■ **Page excerpt**:
***

This document was last updated on 10 September 2021.

New Features
Known Issues and Restrictions
Issues Resolved
1. Security Issues Resolved
2. APARs Resolved
Supported upgrade paths
Useful Links

1. New Features

The following new features have been introduced in the 8.1.3 release:

Support for deduplicated volumes
RESTful API support
Enhanced Call Home

The following new feature has been introduced in the 8.1.3.4 release:

Write Cache optimization for Data Reduction Pools. (Note: This means that the write cache fullness for Data Reduction Pools will be lower than for standard pools)

***

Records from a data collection
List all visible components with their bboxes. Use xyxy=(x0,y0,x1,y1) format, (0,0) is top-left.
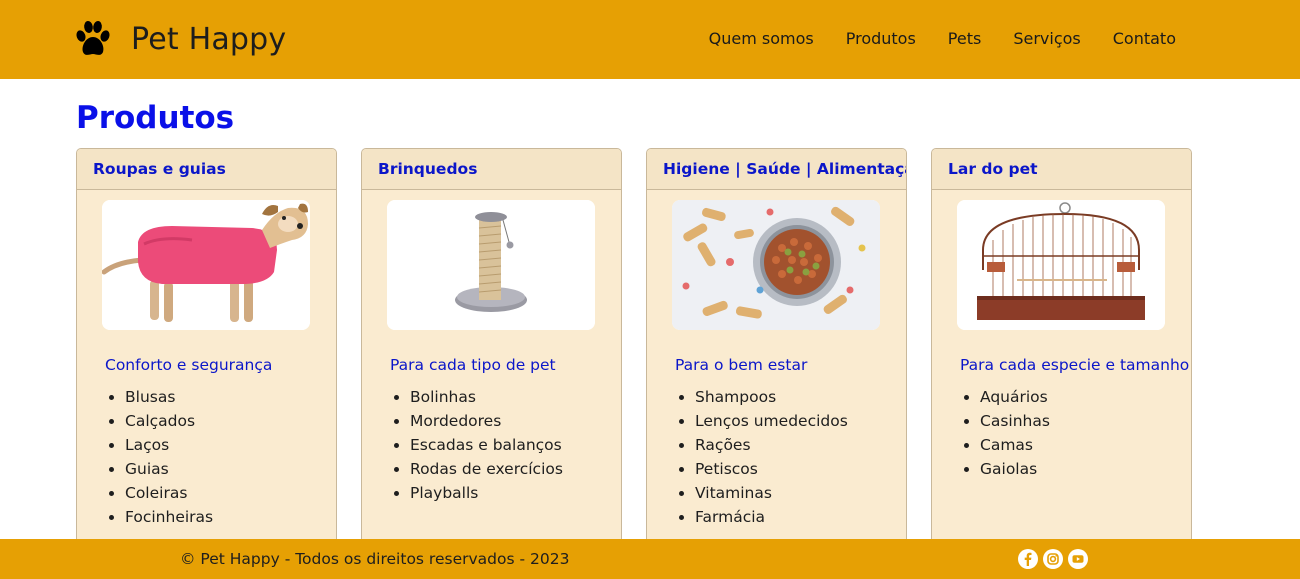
card-title: Higiene | Saúde | Alimentação xyxy=(663,160,907,178)
dog-in-pink-shirt-image xyxy=(102,200,310,330)
list-item: Petiscos xyxy=(695,457,848,481)
list-item: Mordedores xyxy=(410,409,563,433)
card-title: Roupas e guias xyxy=(93,160,226,178)
list-item: Bolinhas xyxy=(410,385,563,409)
list-item: Shampoos xyxy=(695,385,848,409)
list-item: Playballs xyxy=(410,481,563,505)
list-item: Farmácia xyxy=(695,505,848,529)
list-item: Aquários xyxy=(980,385,1050,409)
youtube-icon[interactable] xyxy=(1068,549,1088,569)
footer: © Pet Happy - Todos os direitos reservad… xyxy=(0,539,1300,579)
brand-link[interactable]: Pet Happy xyxy=(75,18,286,60)
list-item: Camas xyxy=(980,433,1050,457)
card-roupas-e-guias: Roupas e guias Conforto e segurança • Bl… xyxy=(76,148,337,568)
nav-item-quem-somos[interactable]: Quem somos xyxy=(709,29,814,48)
facebook-icon[interactable] xyxy=(1018,549,1038,569)
card-subtitle: Para o bem estar xyxy=(675,356,808,374)
card-item-list: Shampoos Lenços umedecidos Rações Petisc… xyxy=(695,385,848,529)
bird-cage-image xyxy=(957,200,1165,330)
card-subtitle: Conforto e segurança xyxy=(105,356,273,374)
paw-icon xyxy=(75,20,111,58)
list-item: Rações xyxy=(695,433,848,457)
list-item: Guias xyxy=(125,457,213,481)
card-subtitle: Para cada especie e tamanho xyxy=(960,356,1190,374)
list-item: Vitaminas xyxy=(695,481,848,505)
card-lar-do-pet: Lar do pet Para cada especie e tamanho •… xyxy=(931,148,1192,568)
list-item: Gaiolas xyxy=(980,457,1050,481)
card-brinquedos: Brinquedos Para cada tipo de pet • Bolin… xyxy=(361,148,622,568)
card-item-list: Aquários Casinhas Camas Gaiolas xyxy=(980,385,1050,481)
cat-scratching-post-image xyxy=(387,200,595,330)
card-header: Brinquedos xyxy=(362,149,621,190)
card-header: Higiene | Saúde | Alimentação xyxy=(647,149,906,190)
card-title: Brinquedos xyxy=(378,160,478,178)
list-item: Calçados xyxy=(125,409,213,433)
top-navbar: Pet Happy Quem somos Produtos Pets Servi… xyxy=(0,0,1300,79)
card-higiene-saude-alimentacao: Higiene | Saúde | Alimentação Para o bem… xyxy=(646,148,907,568)
list-item: Casinhas xyxy=(980,409,1050,433)
brand-name: Pet Happy xyxy=(131,21,287,57)
list-item: Escadas e balanços xyxy=(410,433,563,457)
instagram-icon[interactable] xyxy=(1043,549,1063,569)
product-cards: Roupas e guias Conforto e segurança • Bl… xyxy=(76,148,1192,568)
card-header: Lar do pet xyxy=(932,149,1191,190)
nav-item-contato[interactable]: Contato xyxy=(1113,29,1176,48)
main-nav: Quem somos Produtos Pets Serviços Contat… xyxy=(709,29,1176,48)
footer-copyright: © Pet Happy - Todos os direitos reservad… xyxy=(180,550,570,568)
card-header: Roupas e guias xyxy=(77,149,336,190)
card-item-list: Blusas Calçados Laços Guias Coleiras Foc… xyxy=(125,385,213,529)
pet-food-bowl-image xyxy=(672,200,880,330)
list-item: Laços xyxy=(125,433,213,457)
list-item: Rodas de exercícios xyxy=(410,457,563,481)
nav-item-servicos[interactable]: Serviços xyxy=(1013,29,1080,48)
list-item: Lenços umedecidos xyxy=(695,409,848,433)
card-title: Lar do pet xyxy=(948,160,1038,178)
card-item-list: Bolinhas Mordedores Escadas e balanços R… xyxy=(410,385,563,505)
nav-item-produtos[interactable]: Produtos xyxy=(846,29,916,48)
list-item: Focinheiras xyxy=(125,505,213,529)
list-item: Coleiras xyxy=(125,481,213,505)
nav-item-pets[interactable]: Pets xyxy=(948,29,982,48)
list-item: Blusas xyxy=(125,385,213,409)
card-subtitle: Para cada tipo de pet xyxy=(390,356,556,374)
page-title: Produtos xyxy=(76,100,235,136)
social-links xyxy=(1018,549,1088,569)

***

■ **Given problem 1**: From the page excerpt, list every new feature that was introduced in the 8.1.3 release.
■ **Given problem 2**: Copy a passage from the page excerpt, starting at the words "The following new feature has" and ending after "for standard pools)".

■ **Expected output 1**:
Support for deduplicated volumes
RESTful API support
Enhanced Call Home

■ **Expected output 2**:
The following new feature has been introduced in the 8.1.3.4 release:

Write Cache optimization for Data Reduction Pools. (Note: This means that the write cache fullness for Data Reduction Pools will be lower than for standard pools)